### [DATA FOR THIS TASK]
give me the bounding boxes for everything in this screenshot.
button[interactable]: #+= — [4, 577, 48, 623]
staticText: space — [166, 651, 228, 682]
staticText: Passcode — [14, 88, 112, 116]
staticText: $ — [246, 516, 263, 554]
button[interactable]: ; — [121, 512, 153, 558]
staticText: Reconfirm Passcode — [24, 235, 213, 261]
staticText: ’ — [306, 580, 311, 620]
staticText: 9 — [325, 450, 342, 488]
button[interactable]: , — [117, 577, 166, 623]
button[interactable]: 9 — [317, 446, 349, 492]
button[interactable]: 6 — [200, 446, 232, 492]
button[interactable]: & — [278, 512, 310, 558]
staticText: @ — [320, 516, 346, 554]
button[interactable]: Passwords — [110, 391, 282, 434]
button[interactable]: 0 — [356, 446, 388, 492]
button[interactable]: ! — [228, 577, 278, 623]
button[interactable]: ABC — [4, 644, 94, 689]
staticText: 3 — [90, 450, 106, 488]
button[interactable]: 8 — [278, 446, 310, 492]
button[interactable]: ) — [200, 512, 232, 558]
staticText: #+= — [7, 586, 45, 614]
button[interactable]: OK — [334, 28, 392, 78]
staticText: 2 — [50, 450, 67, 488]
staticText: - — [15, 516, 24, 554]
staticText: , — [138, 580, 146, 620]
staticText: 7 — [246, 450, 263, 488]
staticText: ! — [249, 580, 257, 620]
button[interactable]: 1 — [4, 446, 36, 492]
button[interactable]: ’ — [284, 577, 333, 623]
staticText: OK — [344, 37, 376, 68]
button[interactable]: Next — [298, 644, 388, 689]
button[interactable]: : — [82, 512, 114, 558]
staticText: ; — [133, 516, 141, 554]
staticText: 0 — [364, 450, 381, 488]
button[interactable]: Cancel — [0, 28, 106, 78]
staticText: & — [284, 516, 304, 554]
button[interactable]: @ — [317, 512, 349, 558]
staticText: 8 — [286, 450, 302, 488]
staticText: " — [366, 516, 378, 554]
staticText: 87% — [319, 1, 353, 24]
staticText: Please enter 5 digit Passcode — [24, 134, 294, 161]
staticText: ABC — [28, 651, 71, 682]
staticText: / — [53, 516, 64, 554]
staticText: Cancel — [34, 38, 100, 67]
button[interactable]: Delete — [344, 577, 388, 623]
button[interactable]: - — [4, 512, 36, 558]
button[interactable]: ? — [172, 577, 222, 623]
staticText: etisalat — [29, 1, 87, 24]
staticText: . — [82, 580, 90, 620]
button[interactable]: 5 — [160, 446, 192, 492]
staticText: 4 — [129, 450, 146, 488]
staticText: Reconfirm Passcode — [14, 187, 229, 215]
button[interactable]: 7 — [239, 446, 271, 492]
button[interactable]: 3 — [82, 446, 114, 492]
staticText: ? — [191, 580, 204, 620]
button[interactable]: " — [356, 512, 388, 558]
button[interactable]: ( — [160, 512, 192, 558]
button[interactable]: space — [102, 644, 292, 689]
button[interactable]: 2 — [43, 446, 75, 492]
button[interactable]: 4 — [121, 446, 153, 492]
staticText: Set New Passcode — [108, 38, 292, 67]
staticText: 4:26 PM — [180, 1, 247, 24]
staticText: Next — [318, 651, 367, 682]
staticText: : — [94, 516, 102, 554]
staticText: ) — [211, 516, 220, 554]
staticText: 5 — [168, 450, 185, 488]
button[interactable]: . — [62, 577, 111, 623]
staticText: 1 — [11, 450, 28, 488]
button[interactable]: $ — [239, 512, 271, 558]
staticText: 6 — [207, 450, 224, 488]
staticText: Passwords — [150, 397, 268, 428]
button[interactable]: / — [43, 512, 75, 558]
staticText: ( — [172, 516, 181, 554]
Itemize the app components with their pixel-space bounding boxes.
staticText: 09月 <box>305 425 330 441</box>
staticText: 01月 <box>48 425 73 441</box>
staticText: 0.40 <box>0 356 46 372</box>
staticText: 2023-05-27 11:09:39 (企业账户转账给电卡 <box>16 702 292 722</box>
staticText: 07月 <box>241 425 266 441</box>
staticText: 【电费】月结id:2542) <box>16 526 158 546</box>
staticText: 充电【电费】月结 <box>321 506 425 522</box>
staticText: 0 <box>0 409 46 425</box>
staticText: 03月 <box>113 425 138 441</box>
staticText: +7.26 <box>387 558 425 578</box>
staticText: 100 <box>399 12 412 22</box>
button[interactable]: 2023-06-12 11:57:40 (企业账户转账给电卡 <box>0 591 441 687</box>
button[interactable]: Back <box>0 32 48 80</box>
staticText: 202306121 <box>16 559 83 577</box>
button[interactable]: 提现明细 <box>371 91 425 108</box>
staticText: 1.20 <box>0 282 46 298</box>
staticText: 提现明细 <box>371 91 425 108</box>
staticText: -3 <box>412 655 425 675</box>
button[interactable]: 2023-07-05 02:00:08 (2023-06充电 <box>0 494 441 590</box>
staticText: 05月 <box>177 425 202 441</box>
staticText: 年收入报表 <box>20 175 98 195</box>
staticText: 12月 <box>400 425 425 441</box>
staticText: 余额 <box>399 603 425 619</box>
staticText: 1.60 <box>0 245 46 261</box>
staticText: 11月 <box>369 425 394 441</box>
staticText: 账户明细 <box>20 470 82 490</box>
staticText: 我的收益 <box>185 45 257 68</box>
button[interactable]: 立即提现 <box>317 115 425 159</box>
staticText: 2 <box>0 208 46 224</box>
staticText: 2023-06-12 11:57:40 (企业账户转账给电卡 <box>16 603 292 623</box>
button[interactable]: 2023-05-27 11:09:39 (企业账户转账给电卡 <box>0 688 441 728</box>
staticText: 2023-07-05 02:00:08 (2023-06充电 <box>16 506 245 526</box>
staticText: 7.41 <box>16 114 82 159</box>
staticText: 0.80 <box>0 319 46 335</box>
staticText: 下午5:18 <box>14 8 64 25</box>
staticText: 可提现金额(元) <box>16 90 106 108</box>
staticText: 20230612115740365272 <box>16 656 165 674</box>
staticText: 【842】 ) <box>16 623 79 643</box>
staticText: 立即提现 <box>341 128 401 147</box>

### [WRITTEN PROBLEM]
Pick out each line above that contains the word "boxes" and copy it.

### [TASK SOLUTION]
give me the bounding boxes for everything in this screenshot.
Itemize the app components with their pixel-space bounding boxes.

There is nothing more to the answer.